▸ To do: Check every line of the entries for "until", and copy the lines that hold it.

<<<<

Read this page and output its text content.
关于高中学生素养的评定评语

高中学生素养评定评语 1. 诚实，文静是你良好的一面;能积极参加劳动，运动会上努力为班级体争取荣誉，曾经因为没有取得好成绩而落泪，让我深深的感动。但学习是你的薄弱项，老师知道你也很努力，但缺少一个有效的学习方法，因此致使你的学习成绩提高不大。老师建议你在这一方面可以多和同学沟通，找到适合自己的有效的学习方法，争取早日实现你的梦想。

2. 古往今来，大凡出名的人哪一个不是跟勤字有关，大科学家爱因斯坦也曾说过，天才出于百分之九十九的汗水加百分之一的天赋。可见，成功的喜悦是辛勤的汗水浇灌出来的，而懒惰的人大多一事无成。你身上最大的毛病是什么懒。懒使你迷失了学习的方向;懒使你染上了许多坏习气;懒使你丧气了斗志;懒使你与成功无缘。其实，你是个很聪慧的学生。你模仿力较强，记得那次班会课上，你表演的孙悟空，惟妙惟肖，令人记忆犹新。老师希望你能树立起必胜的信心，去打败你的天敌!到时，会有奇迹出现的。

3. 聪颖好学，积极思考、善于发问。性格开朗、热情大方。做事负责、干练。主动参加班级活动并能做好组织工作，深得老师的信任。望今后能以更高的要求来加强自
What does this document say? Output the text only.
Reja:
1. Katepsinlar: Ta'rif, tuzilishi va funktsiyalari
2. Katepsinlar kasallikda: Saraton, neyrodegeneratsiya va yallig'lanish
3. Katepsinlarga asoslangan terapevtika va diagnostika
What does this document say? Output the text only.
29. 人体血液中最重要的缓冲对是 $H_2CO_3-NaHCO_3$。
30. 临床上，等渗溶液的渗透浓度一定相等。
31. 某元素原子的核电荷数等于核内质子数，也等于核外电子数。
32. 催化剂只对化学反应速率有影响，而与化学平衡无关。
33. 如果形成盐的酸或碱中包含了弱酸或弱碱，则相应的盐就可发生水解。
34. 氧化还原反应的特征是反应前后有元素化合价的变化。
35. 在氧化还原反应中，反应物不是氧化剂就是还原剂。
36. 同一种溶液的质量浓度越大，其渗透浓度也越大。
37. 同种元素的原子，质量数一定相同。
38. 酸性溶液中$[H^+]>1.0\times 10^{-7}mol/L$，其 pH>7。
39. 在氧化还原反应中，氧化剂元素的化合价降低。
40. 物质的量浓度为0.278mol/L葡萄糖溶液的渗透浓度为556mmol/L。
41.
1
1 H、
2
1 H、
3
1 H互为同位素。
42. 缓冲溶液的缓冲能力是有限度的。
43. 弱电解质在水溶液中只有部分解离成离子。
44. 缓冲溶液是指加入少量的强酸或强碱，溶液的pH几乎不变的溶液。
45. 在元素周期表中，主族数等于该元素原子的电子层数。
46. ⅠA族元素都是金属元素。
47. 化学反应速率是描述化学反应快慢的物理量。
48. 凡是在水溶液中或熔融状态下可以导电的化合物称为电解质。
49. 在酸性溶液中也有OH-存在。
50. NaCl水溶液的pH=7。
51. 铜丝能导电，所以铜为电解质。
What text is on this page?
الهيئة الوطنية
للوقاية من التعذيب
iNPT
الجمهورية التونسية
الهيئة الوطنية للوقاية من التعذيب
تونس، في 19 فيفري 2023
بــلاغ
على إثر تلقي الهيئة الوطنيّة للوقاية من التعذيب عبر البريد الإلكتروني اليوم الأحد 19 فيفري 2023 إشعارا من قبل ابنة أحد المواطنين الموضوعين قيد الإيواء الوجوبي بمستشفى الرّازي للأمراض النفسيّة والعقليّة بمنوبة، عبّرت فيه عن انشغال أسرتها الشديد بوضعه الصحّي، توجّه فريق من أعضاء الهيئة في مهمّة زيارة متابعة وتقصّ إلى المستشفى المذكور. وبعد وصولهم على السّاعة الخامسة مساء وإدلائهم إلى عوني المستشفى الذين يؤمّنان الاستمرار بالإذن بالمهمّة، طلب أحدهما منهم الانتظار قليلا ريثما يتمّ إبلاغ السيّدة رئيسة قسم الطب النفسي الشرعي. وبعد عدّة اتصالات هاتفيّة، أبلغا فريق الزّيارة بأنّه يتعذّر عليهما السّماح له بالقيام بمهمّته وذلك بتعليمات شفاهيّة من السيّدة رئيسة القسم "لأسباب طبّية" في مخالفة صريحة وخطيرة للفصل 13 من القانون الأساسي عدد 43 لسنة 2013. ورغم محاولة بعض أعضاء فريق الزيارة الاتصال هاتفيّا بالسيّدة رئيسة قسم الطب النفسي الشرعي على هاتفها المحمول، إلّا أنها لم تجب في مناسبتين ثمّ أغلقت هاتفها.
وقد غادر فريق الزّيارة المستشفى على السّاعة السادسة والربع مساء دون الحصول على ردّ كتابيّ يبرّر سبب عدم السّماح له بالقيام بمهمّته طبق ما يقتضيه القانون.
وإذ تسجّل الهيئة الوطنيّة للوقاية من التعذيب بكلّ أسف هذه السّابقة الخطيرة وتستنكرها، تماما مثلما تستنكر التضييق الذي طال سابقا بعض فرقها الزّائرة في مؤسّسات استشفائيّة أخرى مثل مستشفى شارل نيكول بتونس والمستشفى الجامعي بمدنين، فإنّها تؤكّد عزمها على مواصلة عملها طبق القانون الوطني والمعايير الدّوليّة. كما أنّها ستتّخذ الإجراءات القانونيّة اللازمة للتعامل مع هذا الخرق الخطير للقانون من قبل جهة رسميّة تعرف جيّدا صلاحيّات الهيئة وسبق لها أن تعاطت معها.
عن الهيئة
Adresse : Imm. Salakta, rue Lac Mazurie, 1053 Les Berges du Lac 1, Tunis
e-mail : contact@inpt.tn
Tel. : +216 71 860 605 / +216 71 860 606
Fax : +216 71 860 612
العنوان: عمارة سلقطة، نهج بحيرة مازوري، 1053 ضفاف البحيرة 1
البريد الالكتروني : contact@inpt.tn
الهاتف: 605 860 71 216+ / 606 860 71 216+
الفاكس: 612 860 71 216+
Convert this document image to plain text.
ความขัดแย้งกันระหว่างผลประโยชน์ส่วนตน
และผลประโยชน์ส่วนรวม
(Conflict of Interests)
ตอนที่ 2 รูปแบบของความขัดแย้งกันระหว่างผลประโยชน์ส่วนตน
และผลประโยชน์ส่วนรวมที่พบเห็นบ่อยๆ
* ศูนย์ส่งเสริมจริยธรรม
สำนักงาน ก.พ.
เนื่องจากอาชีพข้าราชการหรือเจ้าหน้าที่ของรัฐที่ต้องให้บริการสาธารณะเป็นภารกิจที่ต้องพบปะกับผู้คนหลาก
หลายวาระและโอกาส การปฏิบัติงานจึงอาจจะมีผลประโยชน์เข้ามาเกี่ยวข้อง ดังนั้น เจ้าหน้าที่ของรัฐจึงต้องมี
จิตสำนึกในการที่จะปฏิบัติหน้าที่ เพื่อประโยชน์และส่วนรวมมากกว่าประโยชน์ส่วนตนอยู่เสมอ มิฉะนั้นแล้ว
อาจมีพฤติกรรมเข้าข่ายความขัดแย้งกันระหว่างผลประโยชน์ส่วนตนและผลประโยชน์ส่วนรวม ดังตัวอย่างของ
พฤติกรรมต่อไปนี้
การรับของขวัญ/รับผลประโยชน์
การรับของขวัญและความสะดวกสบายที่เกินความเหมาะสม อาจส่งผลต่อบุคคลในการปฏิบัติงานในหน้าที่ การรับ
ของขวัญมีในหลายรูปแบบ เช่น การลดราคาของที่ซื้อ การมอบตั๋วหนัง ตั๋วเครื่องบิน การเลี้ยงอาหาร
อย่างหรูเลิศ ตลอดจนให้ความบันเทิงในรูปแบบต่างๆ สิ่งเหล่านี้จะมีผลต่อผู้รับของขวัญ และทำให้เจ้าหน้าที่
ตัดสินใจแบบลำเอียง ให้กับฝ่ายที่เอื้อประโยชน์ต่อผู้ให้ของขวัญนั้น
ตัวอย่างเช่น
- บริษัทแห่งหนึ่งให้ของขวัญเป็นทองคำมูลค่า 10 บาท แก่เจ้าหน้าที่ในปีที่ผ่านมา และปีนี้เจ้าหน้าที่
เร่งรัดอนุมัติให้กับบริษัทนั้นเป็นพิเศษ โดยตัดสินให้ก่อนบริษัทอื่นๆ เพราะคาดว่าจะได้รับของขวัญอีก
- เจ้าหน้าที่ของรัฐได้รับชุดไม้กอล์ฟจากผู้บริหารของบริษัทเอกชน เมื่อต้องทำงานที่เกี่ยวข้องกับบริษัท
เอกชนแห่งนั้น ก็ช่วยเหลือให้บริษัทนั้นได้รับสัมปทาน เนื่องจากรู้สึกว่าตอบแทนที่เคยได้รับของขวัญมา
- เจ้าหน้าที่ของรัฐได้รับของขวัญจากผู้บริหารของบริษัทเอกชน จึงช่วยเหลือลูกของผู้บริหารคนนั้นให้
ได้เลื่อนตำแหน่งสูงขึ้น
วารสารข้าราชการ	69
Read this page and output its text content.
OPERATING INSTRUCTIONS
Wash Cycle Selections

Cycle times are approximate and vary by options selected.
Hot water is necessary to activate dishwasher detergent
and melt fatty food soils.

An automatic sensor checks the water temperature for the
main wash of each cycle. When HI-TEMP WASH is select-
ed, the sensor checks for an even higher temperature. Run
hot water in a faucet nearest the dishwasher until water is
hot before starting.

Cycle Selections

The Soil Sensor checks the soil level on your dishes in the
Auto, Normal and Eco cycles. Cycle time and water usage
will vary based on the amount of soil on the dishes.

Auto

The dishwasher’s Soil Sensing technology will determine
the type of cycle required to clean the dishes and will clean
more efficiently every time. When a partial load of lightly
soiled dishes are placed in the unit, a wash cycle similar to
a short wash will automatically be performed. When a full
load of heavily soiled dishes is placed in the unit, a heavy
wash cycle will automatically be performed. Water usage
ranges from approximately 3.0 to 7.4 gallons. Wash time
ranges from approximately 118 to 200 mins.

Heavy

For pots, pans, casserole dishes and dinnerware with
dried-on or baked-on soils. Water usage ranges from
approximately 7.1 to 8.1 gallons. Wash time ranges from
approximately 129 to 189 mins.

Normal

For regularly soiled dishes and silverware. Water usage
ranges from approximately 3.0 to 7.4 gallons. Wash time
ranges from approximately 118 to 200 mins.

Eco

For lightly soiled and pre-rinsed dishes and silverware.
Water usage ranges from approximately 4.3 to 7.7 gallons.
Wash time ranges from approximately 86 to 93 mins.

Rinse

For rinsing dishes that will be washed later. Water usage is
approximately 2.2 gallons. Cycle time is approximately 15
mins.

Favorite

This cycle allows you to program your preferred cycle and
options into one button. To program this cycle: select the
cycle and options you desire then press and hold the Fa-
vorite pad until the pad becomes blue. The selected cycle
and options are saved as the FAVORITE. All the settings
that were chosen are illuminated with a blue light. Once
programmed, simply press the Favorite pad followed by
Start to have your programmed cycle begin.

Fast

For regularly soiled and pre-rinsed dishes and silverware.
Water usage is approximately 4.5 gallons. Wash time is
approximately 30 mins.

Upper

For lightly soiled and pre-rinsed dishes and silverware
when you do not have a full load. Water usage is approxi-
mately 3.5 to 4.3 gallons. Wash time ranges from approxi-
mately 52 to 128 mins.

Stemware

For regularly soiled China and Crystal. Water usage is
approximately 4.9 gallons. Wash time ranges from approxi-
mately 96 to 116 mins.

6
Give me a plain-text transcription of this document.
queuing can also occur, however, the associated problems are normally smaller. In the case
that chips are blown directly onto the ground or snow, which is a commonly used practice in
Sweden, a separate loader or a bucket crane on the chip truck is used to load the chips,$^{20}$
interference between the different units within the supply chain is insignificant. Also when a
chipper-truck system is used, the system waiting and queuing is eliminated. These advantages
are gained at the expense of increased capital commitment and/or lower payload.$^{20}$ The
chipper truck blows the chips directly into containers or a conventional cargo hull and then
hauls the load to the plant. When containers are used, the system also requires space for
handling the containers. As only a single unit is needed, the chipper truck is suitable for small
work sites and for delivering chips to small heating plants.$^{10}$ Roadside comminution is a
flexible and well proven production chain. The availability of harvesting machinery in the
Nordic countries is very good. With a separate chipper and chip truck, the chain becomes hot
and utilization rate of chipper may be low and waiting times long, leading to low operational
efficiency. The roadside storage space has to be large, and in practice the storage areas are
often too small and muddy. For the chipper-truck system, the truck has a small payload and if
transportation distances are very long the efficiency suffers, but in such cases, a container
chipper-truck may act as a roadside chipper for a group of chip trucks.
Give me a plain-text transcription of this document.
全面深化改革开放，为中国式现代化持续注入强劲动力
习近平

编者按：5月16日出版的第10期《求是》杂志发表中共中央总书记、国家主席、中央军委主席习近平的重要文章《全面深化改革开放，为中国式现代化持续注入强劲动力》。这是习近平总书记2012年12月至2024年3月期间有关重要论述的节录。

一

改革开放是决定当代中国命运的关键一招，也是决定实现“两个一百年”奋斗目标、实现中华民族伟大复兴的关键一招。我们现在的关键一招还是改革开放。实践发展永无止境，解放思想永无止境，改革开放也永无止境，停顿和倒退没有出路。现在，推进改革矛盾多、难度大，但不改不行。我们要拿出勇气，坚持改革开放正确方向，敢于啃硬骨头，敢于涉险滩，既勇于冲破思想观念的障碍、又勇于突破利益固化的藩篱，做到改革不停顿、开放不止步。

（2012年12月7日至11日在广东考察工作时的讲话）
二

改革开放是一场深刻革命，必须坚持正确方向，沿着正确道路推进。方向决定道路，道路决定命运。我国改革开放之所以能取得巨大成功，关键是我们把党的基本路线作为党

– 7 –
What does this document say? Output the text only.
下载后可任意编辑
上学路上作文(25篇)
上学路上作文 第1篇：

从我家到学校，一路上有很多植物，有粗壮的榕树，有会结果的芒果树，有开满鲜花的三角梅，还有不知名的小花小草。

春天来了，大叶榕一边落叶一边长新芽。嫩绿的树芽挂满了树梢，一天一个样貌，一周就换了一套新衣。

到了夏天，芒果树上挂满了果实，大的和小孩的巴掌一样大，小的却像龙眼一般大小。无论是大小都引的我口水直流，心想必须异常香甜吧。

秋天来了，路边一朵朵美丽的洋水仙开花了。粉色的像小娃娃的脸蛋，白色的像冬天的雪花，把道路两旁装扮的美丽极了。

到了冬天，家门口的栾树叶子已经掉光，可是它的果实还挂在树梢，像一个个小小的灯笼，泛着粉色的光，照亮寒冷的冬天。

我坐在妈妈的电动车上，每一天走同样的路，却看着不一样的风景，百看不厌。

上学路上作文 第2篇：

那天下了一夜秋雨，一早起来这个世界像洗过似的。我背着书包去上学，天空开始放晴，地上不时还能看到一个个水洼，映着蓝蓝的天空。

>>>>

▸ Written solution:
hot water in a faucet nearest the dishwasher until water is
vorite pad until the pad becomes blue. The selected cycle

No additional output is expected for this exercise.